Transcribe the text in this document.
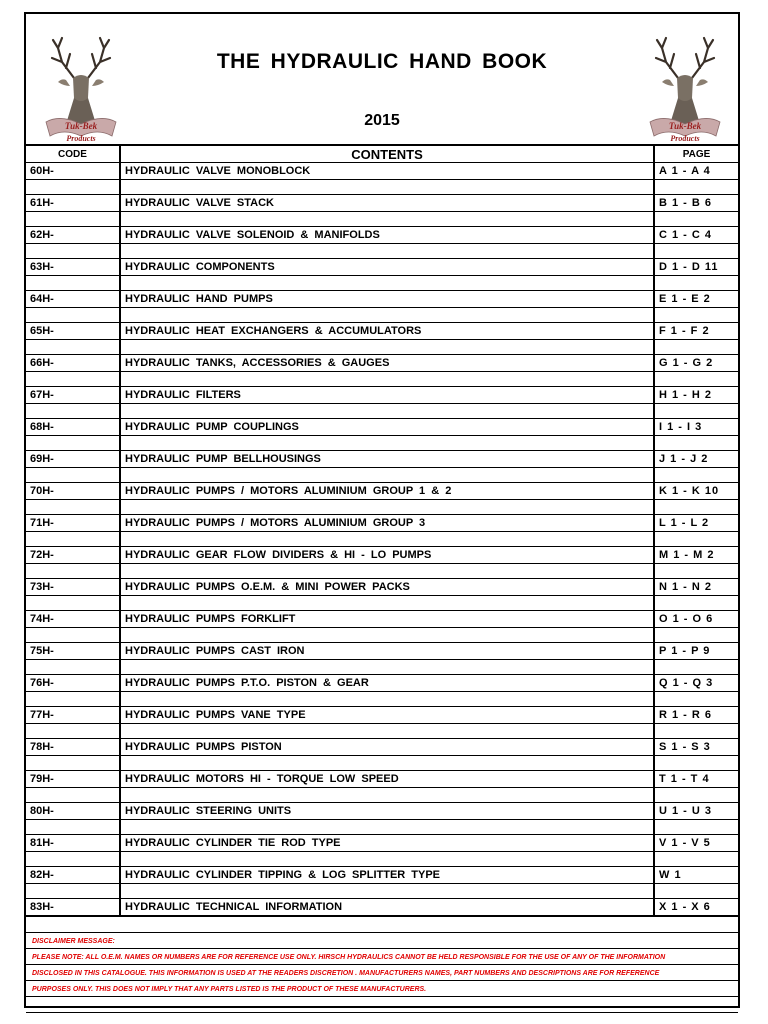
Tuk-Bek
Products
Tuk-Bek
Products
THE HYDRAULIC HAND BOOK
2015
CODE	CONTENTS	PAGE
60H-	HYDRAULIC VALVE MONOBLOCK	A 1 - A 4

61H-	HYDRAULIC VALVE STACK	B 1 - B 6

62H-	HYDRAULIC VALVE SOLENOID & MANIFOLDS	C 1 - C 4

63H-	HYDRAULIC COMPONENTS	D 1 - D 11

64H-	HYDRAULIC HAND PUMPS	E 1 - E 2

65H-	HYDRAULIC HEAT EXCHANGERS & ACCUMULATORS	F 1 - F 2

66H-	HYDRAULIC TANKS, ACCESSORIES & GAUGES	G 1 - G 2

67H-	HYDRAULIC FILTERS	H 1 - H 2

68H-	HYDRAULIC PUMP COUPLINGS	I 1 - I 3

69H-	HYDRAULIC PUMP BELLHOUSINGS	J 1 - J 2

70H-	HYDRAULIC PUMPS / MOTORS ALUMINIUM GROUP 1 & 2	K 1 - K 10

71H-	HYDRAULIC PUMPS / MOTORS ALUMINIUM GROUP 3	L 1 - L 2

72H-	HYDRAULIC GEAR FLOW DIVIDERS & HI - LO PUMPS	M 1 - M 2

73H-	HYDRAULIC PUMPS O.E.M. & MINI POWER PACKS	N 1 - N 2

74H-	HYDRAULIC PUMPS FORKLIFT	O 1 - O 6

75H-	HYDRAULIC PUMPS CAST IRON	P 1 - P 9

76H-	HYDRAULIC PUMPS P.T.O. PISTON & GEAR	Q 1 - Q 3

77H-	HYDRAULIC PUMPS VANE TYPE	R 1 - R 6

78H-	HYDRAULIC PUMPS PISTON	S 1 - S 3

79H-	HYDRAULIC MOTORS HI - TORQUE LOW SPEED	T 1 - T 4

80H-	HYDRAULIC STEERING UNITS	U 1 - U 3

81H-	HYDRAULIC CYLINDER TIE ROD TYPE	V 1 - V 5

82H-	HYDRAULIC CYLINDER TIPPING & LOG SPLITTER TYPE	W 1

83H-	HYDRAULIC TECHNICAL INFORMATION	X 1 - X 6
DISCLAIMER MESSAGE:
PLEASE NOTE: ALL O.E.M. NAMES OR NUMBERS ARE FOR REFERENCE USE ONLY. HIRSCH HYDRAULICS CANNOT BE HELD RESPONSIBLE FOR THE USE OF ANY OF THE INFORMATION
DISCLOSED IN THIS CATALOGUE. THIS INFORMATION IS USED AT THE READERS DISCRETION . MANUFACTURERS NAMES, PART NUMBERS AND DESCRIPTIONS ARE FOR REFERENCE
PURPOSES ONLY. THIS DOES NOT IMPLY THAT ANY PARTS LISTED IS THE PRODUCT OF THESE MANUFACTURERS.
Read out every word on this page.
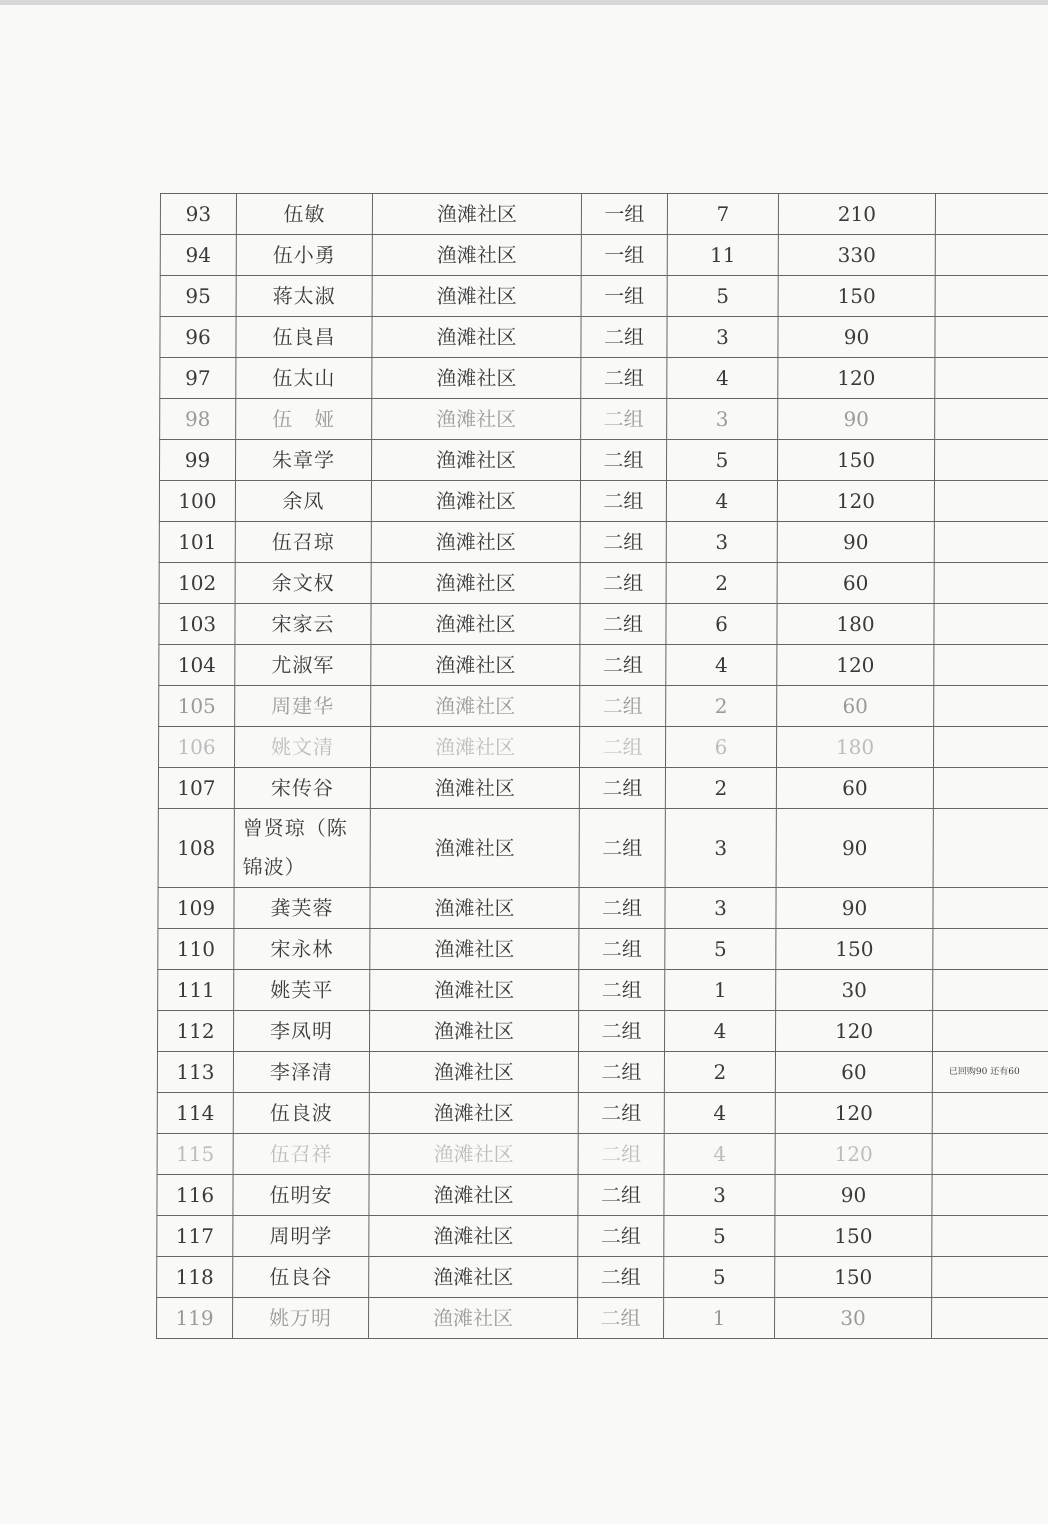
93	伍敏	渔滩社区	一组	7	210	
94	伍小勇	渔滩社区	一组	11	330	
95	蒋太淑	渔滩社区	一组	5	150	
96	伍良昌	渔滩社区	二组	3	90	
97	伍太山	渔滩社区	二组	4	120	
98	伍　娅	渔滩社区	二组	3	90	
99	朱章学	渔滩社区	二组	5	150	
100	余凤	渔滩社区	二组	4	120	
101	伍召琼	渔滩社区	二组	3	90	
102	余文权	渔滩社区	二组	2	60	
103	宋家云	渔滩社区	二组	6	180	
104	尤淑军	渔滩社区	二组	4	120	
105	周建华	渔滩社区	二组	2	60	
106	姚文清	渔滩社区	二组	6	180	
107	宋传谷	渔滩社区	二组	2	60	
108	曾贤琼（陈锦波）	渔滩社区	二组	3	90	
109	龚芙蓉	渔滩社区	二组	3	90	
110	宋永林	渔滩社区	二组	5	150	
111	姚芙平	渔滩社区	二组	1	30	
112	李凤明	渔滩社区	二组	4	120	
113	李泽清	渔滩社区	二组	2	60	已回购90 还有60
114	伍良波	渔滩社区	二组	4	120	
115	伍召祥	渔滩社区	二组	4	120	
116	伍明安	渔滩社区	二组	3	90	
117	周明学	渔滩社区	二组	5	150	
118	伍良谷	渔滩社区	二组	5	150	
119	姚万明	渔滩社区	二组	1	30	
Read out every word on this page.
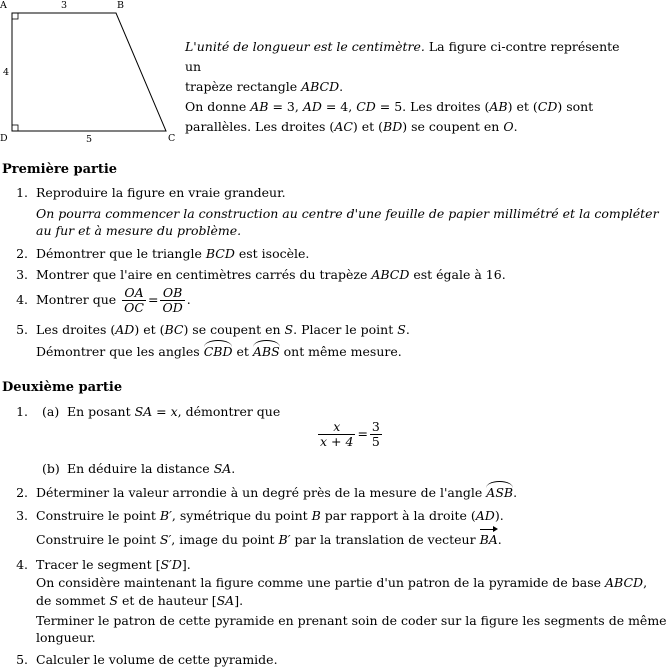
A	B
C
D
3
4
5
L'unité de longueur est le centimètre. La figure ci-contre représente un
trapèze rectangle ABCD.
On donne AB = 3, AD = 4, CD = 5. Les droites (AB) et (CD) sont
parallèles. Les droites (AC) et (BD) se coupent en O.
Première partie
1. Reproduire la figure en vraie grandeur.
On pourra commencer la construction au centre d'une feuille de papier millimétré et la compléter
au fur et à mesure du problème.
2. Démontrer que le triangle BCD est isocèle.
3. Montrer que l'aire en centimètres carrés du trapèze ABCD est égale à 16.
4. Montrer que $\frac{OA}{OC} = \frac{OB}{OD}$ .
5. Les droites (AD) et (BC) se coupent en S. Placer le point S.
Démontrer que les angles CBD et ABS ont même mesure.
Deuxième partie
1. (a) En posant SA = x, démontrer que
$\frac{x}{x + 4} = \frac{3}{5}$
(b) En déduire la distance SA.
2. Déterminer la valeur arrondie à un degré près de la mesure de l'angle ASB.
3. Construire le point B′, symétrique du point B par rapport à la droite (AD).
Construire le point S′, image du point B′ par la translation de vecteur BA.
4. Tracer le segment [S′D].
On considère maintenant la figure comme une partie d'un patron de la pyramide de base ABCD,
de sommet S et de hauteur [SA].
Terminer le patron de cette pyramide en prenant soin de coder sur la figure les segments de même
longueur.
5. Calculer le volume de cette pyramide.
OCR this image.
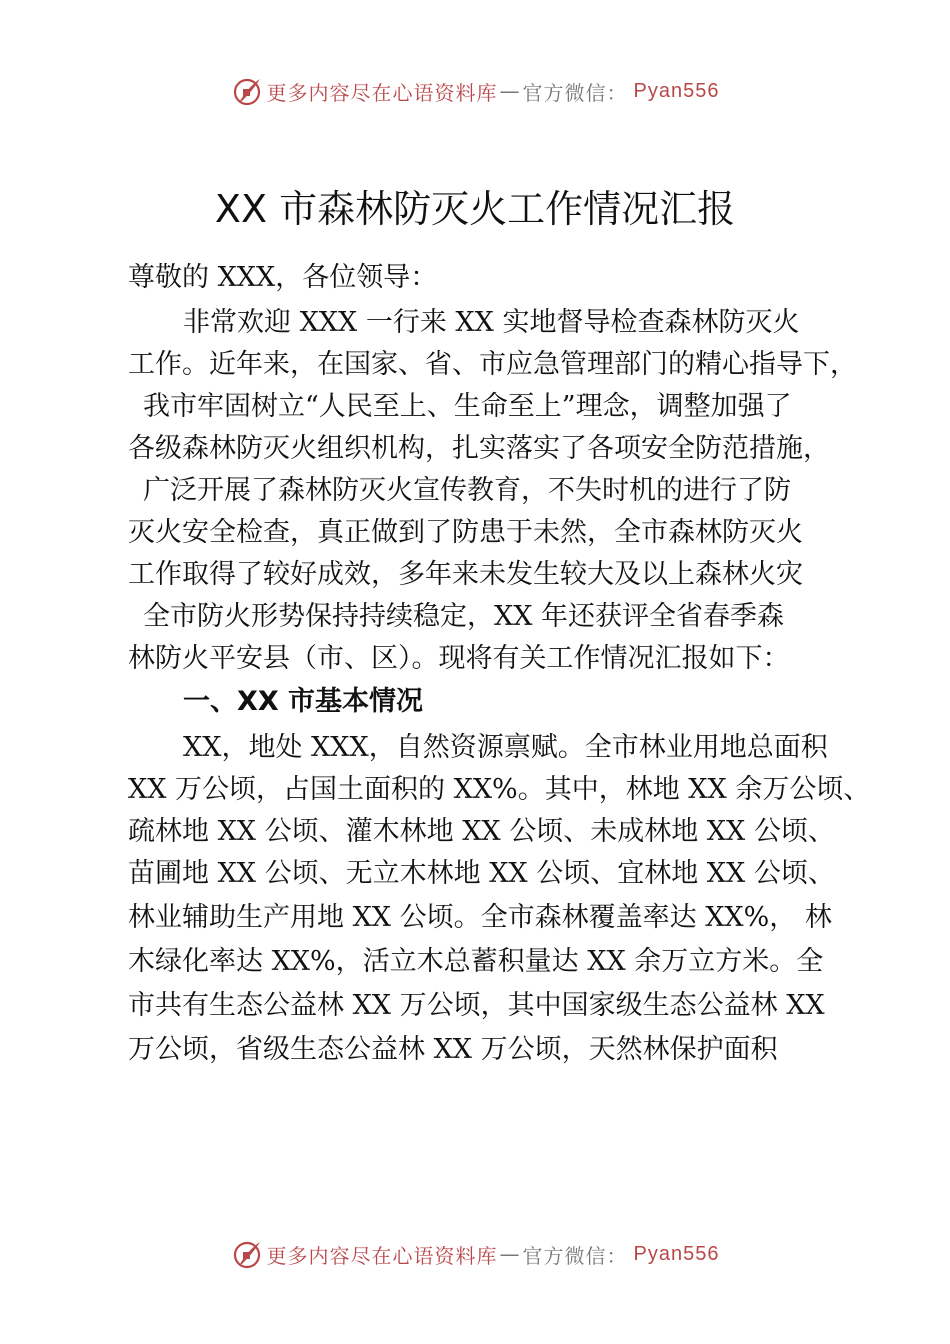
更多内容尽在心语资料库 — 官方微信： Pyan556
XX 市森林防灭火工作情况汇报
尊敬的 XXX，各位领导：
非常欢迎 XXX 一行来 XX 实地督导检查森林防灭火
工作。近年来，在国家、省、市应急管理部门的精心指导下，
我市牢固树立“人民至上、生命至上”理念，调整加强了
各级森林防灭火组织机构，扎实落实了各项安全防范措施，
广泛开展了森林防灭火宣传教育，不失时机的进行了防
灭火安全检查，真正做到了防患于未然，全市森林防灭火
工作取得了较好成效，多年来未发生较大及以上森林火灾
全市防火形势保持持续稳定，XX 年还获评全省春季森
林防火平安县（市、区）。现将有关工作情况汇报如下：
一、XX 市基本情况
XX，地处 XXX，自然资源禀赋。全市林业用地总面积
XX 万公顷，占国土面积的 XX%。其中，林地 XX 余万公顷、
疏林地 XX 公顷、灌木林地 XX 公顷、未成林地 XX 公顷、
苗圃地 XX 公顷、无立木林地 XX 公顷、宜林地 XX 公顷、
林业辅助生产用地 XX 公顷。全市森林覆盖率达 XX%， 林
木绿化率达 XX%，活立木总蓄积量达 XX 余万立方米。全
市共有生态公益林 XX 万公顷，其中国家级生态公益林 XX
万公顷，省级生态公益林 XX 万公顷，天然林保护面积
更多内容尽在心语资料库 — 官方微信： Pyan556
______________________________
**Aim:**
What is the number of lines in the data above that include the word "partie"? Answer with that number only.

**Solved problem:**
3